- **Goal of the exercise**: Go through the material and pull out every line with the string "background" in it.

## BEGIN

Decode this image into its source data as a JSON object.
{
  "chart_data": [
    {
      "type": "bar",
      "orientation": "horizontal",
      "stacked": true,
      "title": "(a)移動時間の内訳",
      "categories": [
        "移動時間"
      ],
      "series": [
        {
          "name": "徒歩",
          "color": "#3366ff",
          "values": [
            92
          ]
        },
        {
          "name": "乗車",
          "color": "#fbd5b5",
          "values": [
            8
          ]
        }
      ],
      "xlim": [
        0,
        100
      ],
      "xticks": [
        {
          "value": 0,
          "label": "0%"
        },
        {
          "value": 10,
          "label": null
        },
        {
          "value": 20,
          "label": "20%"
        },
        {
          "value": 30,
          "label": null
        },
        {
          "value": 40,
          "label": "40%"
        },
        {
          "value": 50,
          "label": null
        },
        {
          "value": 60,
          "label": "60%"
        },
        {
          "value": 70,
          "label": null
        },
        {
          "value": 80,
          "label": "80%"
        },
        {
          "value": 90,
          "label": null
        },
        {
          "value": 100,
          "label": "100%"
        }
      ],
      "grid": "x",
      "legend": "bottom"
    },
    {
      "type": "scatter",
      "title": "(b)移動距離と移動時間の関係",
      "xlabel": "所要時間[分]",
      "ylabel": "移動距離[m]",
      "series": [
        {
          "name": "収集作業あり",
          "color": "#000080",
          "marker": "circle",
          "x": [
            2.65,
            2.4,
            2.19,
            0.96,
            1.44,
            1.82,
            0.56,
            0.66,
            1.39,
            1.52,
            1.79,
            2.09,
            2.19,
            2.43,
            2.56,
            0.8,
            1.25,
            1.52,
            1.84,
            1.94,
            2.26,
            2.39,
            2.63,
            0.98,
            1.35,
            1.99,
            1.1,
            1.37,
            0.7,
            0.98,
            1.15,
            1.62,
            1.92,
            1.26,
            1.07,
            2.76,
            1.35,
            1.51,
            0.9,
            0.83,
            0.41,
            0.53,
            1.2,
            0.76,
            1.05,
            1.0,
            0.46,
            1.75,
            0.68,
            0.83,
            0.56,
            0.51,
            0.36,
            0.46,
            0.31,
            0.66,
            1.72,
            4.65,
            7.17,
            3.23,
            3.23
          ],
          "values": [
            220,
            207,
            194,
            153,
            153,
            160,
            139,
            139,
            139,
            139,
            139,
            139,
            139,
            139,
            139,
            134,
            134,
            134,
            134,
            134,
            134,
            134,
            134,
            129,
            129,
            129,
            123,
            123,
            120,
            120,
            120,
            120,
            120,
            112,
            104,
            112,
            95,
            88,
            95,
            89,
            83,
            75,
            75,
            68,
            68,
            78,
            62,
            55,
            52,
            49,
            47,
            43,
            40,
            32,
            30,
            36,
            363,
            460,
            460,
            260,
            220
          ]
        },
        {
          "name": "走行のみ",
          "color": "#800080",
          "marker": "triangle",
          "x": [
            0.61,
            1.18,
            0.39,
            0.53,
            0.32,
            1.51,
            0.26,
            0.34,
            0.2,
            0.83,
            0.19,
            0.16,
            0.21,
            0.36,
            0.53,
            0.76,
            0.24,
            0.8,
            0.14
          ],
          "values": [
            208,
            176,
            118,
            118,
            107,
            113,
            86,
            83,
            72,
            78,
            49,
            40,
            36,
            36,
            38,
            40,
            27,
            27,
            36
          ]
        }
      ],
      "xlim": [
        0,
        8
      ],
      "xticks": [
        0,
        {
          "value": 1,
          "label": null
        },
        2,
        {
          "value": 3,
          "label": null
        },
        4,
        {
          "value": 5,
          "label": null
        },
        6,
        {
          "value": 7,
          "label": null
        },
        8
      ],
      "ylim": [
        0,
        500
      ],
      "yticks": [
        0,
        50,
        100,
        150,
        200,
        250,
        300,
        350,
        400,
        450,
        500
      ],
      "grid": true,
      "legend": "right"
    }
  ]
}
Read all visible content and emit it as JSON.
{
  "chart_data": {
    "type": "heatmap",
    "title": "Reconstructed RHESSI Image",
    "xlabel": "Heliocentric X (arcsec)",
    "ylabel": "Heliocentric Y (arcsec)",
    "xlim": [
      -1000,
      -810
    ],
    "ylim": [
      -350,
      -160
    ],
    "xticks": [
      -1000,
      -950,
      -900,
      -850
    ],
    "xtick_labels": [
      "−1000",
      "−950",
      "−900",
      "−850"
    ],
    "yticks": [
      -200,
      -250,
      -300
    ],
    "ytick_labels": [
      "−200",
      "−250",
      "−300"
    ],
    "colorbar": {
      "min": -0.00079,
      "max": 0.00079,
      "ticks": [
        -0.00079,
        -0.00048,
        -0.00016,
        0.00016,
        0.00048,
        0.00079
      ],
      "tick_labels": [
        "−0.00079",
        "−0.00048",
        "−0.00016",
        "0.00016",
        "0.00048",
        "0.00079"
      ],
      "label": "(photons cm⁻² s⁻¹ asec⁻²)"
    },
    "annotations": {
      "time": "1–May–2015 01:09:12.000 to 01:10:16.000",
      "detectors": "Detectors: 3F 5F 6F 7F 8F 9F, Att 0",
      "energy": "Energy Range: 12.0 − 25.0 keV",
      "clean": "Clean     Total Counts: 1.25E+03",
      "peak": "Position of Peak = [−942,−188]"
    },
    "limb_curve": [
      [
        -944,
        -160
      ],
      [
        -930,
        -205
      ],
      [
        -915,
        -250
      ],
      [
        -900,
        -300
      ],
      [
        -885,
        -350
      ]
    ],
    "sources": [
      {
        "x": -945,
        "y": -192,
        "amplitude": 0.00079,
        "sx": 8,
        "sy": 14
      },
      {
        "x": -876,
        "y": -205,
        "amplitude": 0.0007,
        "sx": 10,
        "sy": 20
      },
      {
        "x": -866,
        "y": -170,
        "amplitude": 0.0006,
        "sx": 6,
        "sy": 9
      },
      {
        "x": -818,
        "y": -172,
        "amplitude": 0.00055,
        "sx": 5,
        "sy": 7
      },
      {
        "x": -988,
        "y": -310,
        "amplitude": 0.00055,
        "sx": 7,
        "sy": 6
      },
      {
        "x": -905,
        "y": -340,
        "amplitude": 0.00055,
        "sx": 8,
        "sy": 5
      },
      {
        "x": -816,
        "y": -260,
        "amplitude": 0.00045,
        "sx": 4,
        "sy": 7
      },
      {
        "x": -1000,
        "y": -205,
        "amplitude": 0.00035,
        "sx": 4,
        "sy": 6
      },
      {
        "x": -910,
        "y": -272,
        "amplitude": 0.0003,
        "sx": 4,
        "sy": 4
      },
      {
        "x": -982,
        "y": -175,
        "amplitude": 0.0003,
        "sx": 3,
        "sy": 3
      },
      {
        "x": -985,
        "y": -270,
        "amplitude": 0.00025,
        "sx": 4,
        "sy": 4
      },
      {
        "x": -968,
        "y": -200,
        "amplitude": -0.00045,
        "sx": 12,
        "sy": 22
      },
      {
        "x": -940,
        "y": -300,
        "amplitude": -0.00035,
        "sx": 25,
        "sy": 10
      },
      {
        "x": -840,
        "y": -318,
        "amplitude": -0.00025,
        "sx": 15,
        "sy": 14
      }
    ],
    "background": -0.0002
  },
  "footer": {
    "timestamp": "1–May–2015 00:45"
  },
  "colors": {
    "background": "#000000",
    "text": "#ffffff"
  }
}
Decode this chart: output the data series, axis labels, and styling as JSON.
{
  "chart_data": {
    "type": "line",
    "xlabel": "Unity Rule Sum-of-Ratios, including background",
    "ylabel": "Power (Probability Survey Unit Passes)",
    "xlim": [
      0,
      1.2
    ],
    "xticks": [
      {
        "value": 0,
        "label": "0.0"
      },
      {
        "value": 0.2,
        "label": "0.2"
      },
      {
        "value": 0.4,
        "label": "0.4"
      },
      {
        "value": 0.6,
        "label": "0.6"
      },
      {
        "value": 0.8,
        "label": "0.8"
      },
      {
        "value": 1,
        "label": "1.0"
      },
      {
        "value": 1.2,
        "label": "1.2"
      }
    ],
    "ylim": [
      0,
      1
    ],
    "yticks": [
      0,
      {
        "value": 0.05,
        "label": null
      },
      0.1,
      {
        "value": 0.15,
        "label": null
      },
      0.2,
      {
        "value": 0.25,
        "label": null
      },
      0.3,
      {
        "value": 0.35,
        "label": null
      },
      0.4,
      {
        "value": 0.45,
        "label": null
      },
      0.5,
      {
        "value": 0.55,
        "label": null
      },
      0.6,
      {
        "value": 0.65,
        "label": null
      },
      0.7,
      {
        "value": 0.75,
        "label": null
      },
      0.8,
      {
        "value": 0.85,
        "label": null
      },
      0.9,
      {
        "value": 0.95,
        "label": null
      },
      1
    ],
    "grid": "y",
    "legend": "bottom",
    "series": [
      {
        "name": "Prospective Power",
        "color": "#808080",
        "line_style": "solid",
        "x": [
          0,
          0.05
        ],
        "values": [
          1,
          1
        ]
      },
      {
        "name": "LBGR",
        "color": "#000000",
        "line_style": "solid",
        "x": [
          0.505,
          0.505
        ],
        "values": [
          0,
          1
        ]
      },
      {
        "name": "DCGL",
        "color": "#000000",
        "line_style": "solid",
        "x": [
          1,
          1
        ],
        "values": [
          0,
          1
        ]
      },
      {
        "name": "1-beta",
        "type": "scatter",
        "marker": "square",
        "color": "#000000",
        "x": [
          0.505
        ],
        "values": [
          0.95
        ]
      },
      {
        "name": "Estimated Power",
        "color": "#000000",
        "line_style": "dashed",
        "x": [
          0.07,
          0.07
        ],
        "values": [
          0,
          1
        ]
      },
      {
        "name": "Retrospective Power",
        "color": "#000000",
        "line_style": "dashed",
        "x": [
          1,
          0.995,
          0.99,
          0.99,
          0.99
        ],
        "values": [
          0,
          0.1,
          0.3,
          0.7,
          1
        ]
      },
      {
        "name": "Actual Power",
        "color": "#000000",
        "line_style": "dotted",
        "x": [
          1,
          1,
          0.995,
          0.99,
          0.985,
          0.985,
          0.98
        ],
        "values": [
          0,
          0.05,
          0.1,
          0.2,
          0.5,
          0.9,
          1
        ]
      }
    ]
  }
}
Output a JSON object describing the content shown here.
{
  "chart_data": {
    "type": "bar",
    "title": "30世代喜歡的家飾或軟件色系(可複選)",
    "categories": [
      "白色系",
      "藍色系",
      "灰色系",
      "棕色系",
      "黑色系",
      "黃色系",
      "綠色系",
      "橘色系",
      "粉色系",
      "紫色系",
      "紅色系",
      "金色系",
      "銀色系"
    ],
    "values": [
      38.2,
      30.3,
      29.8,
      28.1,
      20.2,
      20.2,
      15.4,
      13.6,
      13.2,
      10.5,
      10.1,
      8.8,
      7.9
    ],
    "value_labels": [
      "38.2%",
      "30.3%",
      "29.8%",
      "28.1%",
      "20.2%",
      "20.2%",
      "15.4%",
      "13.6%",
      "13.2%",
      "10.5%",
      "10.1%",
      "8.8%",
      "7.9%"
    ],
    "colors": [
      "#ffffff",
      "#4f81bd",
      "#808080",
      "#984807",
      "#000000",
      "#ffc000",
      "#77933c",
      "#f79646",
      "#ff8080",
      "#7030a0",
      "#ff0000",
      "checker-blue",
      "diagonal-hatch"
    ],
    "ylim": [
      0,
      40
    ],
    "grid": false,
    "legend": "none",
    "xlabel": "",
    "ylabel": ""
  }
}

## END

- **Finished exercise**:
    "background": -0.0002
    "background": "#000000",
    "xlabel": "Unity Rule Sum-of-Ratios, including background",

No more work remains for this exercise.